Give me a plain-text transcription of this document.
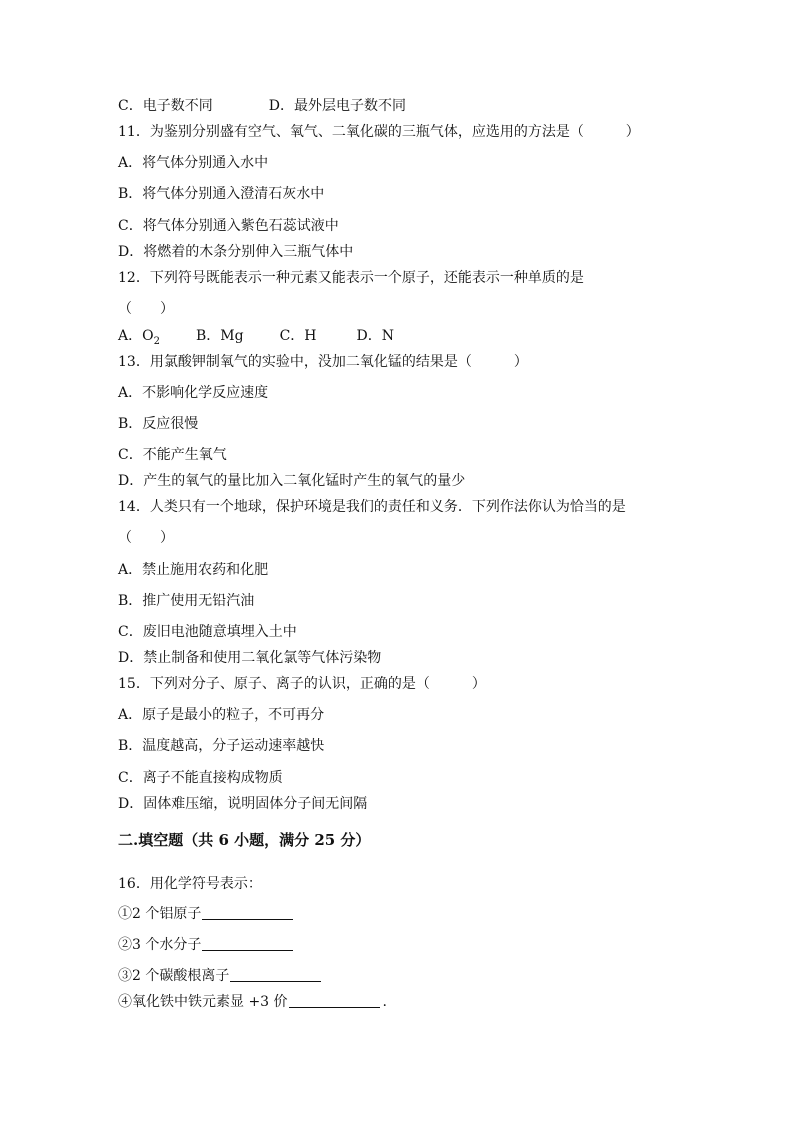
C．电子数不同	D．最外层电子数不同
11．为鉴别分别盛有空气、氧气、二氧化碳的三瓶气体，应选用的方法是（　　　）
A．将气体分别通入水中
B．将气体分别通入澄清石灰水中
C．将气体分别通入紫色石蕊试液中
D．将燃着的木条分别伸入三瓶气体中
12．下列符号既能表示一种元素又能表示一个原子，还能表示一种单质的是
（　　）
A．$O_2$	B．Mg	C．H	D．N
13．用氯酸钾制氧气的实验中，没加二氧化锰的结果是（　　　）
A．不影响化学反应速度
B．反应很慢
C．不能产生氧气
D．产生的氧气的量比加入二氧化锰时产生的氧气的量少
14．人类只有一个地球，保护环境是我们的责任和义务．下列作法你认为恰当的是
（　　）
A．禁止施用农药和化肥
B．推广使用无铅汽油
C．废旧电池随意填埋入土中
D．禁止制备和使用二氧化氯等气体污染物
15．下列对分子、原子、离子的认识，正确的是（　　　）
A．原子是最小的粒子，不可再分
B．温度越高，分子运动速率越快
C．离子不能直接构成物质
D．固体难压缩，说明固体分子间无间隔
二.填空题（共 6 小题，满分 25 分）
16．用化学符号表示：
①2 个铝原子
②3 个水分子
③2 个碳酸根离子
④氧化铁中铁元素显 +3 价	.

==

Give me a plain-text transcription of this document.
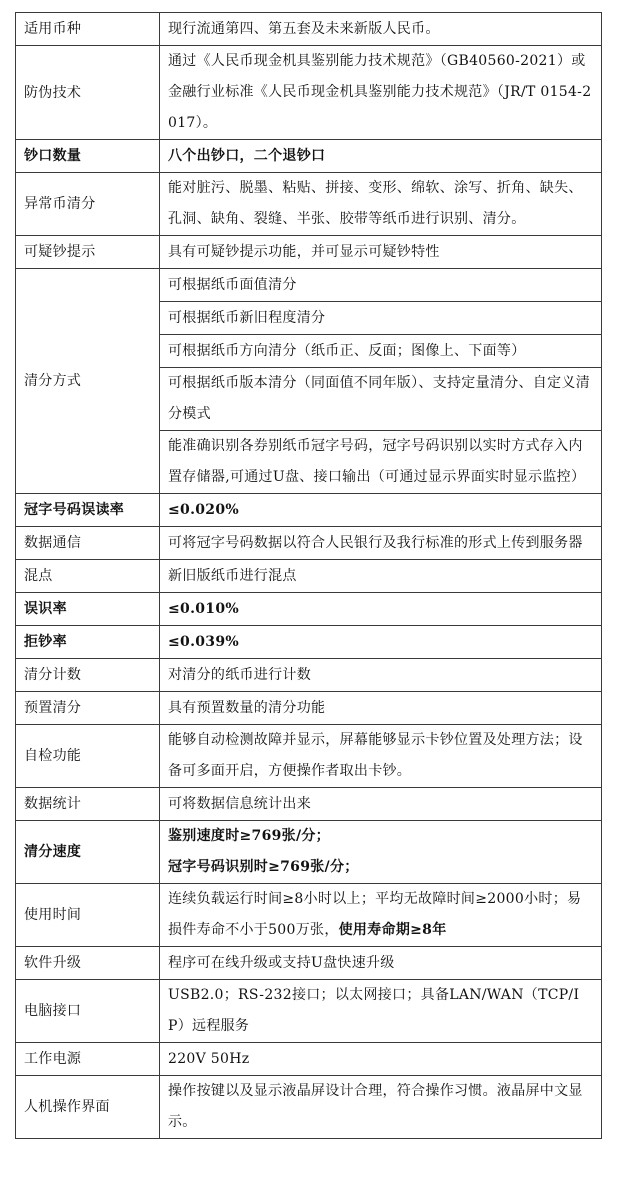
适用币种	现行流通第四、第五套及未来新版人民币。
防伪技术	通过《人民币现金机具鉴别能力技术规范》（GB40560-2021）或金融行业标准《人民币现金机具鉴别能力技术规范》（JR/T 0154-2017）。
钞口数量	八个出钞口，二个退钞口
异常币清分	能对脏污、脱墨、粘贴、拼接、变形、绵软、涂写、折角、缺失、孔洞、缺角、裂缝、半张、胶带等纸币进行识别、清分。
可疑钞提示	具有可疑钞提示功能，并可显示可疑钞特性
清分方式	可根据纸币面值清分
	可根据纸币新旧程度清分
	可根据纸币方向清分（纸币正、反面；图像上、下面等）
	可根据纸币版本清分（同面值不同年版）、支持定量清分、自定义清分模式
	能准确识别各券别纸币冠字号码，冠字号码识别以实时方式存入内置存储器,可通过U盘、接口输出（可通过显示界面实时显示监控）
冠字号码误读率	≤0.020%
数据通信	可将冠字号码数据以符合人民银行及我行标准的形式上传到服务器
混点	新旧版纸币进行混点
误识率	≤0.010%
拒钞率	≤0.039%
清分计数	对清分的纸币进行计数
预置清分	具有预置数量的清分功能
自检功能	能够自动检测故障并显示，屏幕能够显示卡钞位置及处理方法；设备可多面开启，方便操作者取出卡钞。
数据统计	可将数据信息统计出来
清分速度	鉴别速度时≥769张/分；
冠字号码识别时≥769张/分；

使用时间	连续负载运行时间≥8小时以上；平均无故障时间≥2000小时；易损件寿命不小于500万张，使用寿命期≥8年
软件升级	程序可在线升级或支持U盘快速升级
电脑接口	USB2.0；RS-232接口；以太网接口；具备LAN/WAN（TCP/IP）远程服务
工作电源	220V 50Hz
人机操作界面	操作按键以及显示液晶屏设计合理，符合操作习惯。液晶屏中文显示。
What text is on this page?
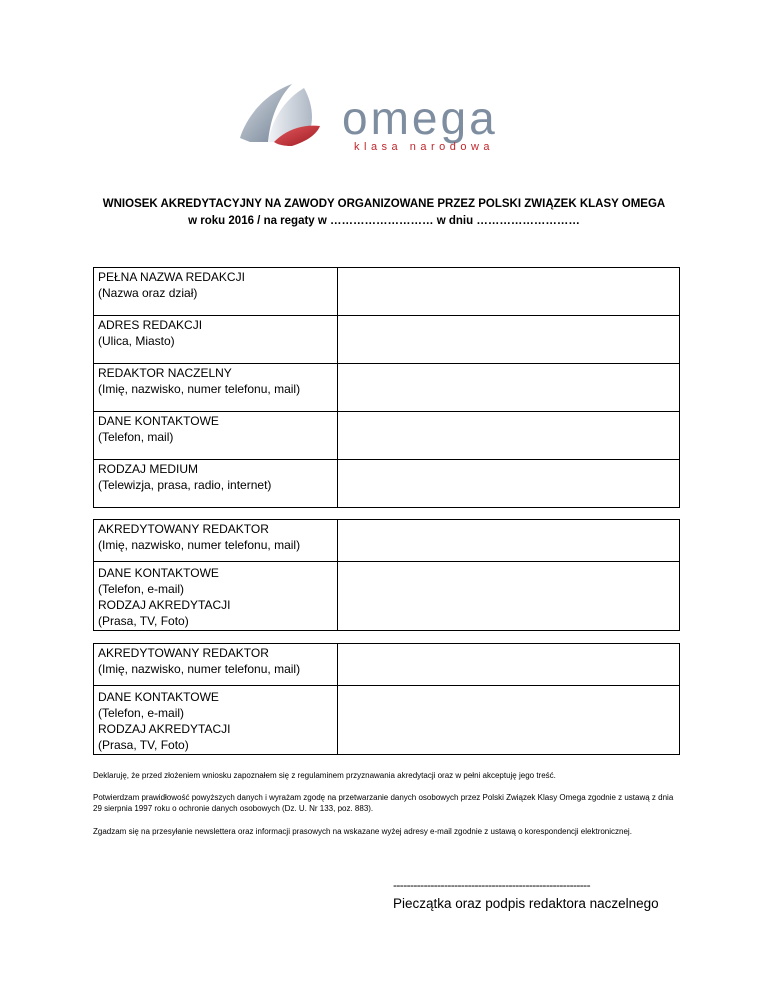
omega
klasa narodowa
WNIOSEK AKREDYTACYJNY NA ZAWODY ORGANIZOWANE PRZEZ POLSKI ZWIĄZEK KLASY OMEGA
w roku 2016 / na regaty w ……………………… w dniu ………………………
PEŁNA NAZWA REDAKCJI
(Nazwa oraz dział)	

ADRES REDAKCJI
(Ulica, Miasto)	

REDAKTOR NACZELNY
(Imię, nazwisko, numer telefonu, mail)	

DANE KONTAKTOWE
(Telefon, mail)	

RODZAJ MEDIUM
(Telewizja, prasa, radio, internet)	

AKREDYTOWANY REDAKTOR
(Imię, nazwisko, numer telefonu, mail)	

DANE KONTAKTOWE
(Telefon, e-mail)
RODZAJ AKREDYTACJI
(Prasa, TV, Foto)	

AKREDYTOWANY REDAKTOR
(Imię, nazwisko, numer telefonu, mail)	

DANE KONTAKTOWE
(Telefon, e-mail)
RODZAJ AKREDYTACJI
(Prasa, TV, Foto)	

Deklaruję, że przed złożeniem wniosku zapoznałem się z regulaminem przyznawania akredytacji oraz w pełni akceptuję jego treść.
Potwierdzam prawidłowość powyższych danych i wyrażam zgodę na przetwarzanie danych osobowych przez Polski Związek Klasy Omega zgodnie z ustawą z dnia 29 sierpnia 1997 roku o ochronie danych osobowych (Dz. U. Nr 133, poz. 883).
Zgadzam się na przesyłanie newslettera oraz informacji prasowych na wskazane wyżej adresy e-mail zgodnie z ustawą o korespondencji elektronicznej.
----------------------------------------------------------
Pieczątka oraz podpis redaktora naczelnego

• [SET TASK]:
Search the data above for the string "REDAKCJI" and return every line that has it.

• [PROBLEM SOLUTION]:
PEŁNA NAZWA REDAKCJI
ADRES REDAKCJI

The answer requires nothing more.